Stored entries
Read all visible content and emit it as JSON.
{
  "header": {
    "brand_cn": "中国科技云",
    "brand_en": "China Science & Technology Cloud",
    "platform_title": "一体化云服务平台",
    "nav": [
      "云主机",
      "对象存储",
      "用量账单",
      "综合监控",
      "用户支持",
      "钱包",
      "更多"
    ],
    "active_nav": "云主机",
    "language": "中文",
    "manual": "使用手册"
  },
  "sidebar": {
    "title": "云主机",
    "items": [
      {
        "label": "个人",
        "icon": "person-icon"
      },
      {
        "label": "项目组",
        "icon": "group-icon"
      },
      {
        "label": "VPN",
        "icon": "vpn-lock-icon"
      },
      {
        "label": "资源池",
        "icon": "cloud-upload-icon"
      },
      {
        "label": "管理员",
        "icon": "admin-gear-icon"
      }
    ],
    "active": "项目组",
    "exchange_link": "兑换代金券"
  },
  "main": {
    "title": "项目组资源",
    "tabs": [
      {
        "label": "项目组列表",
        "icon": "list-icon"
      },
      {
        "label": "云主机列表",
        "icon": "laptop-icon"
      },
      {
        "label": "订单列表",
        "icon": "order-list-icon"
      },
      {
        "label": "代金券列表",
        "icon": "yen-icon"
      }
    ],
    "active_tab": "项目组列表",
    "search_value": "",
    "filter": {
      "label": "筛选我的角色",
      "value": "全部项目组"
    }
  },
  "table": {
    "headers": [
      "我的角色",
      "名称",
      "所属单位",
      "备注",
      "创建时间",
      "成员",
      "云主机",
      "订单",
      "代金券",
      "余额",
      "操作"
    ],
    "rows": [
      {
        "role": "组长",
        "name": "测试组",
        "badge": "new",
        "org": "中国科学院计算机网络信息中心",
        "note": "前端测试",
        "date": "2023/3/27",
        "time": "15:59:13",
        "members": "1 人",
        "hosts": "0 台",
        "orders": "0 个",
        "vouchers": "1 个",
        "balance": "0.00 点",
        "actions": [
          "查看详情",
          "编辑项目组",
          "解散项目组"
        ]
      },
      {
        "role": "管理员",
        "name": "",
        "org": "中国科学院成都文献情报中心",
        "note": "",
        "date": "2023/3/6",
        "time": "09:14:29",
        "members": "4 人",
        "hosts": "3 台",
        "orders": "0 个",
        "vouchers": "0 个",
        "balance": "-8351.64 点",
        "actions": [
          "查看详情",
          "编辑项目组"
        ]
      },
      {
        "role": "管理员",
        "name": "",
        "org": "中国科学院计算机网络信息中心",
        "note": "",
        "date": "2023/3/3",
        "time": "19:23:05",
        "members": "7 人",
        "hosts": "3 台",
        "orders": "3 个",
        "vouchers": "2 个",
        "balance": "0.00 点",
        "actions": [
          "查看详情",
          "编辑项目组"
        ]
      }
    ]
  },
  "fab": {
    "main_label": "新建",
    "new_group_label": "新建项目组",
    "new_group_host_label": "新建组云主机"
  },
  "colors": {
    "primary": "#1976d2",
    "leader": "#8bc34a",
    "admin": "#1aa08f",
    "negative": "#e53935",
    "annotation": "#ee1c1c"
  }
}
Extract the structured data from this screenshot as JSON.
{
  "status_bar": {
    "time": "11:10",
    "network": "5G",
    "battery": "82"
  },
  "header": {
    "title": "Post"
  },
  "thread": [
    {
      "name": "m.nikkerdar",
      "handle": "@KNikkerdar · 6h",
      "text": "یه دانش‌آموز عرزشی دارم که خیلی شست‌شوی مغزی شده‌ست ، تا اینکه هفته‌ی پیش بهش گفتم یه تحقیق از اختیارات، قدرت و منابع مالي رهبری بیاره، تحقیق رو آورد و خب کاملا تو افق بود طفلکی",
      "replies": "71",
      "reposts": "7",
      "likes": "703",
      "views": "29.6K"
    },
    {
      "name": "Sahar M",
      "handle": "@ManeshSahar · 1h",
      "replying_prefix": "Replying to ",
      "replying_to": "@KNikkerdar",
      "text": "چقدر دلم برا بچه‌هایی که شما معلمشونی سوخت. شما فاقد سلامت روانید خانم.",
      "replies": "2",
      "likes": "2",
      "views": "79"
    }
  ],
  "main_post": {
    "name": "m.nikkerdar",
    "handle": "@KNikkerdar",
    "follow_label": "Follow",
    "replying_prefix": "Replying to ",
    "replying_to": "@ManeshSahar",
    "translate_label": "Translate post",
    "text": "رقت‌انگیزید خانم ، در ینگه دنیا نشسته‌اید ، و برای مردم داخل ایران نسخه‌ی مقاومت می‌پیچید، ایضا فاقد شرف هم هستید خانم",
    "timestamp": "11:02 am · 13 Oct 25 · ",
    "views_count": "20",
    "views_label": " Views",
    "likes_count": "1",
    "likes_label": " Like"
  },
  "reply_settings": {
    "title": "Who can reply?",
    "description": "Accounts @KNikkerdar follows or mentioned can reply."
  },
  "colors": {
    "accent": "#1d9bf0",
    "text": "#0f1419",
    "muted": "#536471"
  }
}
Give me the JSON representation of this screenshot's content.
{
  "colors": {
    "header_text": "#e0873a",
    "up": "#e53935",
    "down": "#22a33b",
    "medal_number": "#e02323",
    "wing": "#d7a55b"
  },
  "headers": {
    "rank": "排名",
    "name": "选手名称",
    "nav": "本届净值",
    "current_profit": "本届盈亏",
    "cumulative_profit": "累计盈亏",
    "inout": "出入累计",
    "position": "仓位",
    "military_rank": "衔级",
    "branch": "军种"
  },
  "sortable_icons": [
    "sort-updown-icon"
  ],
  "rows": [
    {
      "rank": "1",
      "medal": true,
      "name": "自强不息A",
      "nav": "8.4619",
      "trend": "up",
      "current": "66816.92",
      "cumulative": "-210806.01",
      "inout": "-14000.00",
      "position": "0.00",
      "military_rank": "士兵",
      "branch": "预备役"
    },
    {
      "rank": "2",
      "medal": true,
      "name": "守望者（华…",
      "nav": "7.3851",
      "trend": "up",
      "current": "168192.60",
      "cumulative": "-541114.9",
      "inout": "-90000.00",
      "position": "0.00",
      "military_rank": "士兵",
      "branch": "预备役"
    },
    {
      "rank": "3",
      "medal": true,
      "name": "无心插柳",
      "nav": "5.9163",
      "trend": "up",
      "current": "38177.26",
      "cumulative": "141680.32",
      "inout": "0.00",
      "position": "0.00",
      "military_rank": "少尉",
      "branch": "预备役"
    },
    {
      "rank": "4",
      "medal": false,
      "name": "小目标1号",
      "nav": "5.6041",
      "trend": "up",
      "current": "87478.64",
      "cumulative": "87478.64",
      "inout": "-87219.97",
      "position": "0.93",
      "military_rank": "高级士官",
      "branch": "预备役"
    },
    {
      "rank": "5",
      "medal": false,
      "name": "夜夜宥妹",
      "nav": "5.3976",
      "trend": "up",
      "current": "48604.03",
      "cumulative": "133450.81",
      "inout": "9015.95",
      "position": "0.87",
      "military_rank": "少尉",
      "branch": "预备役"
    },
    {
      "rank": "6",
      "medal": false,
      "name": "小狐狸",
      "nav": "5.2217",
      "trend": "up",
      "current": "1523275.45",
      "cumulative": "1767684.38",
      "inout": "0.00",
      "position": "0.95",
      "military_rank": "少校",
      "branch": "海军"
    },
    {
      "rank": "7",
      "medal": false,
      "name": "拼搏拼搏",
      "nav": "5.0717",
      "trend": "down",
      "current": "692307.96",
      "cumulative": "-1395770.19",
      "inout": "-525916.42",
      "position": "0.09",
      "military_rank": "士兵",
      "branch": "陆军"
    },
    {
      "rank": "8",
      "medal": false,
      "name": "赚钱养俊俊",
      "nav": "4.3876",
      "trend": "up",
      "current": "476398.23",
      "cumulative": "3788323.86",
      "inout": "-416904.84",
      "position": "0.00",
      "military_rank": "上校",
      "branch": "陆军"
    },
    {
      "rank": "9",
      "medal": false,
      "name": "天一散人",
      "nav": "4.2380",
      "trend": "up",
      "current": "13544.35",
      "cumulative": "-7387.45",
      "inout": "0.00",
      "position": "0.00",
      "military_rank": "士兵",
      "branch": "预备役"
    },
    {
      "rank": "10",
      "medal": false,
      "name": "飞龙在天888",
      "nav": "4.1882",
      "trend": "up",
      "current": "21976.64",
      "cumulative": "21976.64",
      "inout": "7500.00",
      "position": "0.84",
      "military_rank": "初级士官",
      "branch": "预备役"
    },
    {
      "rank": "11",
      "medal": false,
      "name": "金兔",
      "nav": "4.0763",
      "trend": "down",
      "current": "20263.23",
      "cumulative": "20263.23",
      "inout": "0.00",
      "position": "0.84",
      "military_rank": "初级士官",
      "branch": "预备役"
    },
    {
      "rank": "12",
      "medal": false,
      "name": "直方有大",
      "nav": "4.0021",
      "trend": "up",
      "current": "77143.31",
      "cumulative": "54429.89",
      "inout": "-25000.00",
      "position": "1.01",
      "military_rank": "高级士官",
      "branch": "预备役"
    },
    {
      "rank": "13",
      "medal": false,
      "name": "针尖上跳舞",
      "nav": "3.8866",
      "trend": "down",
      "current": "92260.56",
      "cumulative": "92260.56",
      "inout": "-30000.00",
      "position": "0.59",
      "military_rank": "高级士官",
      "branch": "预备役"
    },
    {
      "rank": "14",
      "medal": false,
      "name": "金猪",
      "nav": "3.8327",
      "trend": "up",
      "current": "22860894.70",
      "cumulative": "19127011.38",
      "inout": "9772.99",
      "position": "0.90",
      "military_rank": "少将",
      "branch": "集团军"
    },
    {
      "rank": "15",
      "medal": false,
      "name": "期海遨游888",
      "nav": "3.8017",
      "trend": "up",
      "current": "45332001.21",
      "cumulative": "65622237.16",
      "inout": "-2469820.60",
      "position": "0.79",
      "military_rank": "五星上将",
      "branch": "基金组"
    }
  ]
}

* [EXERCISE AIM]
State how many lines of the listing include "screenshot", and nothing more.

* [THE SOLUTION]
2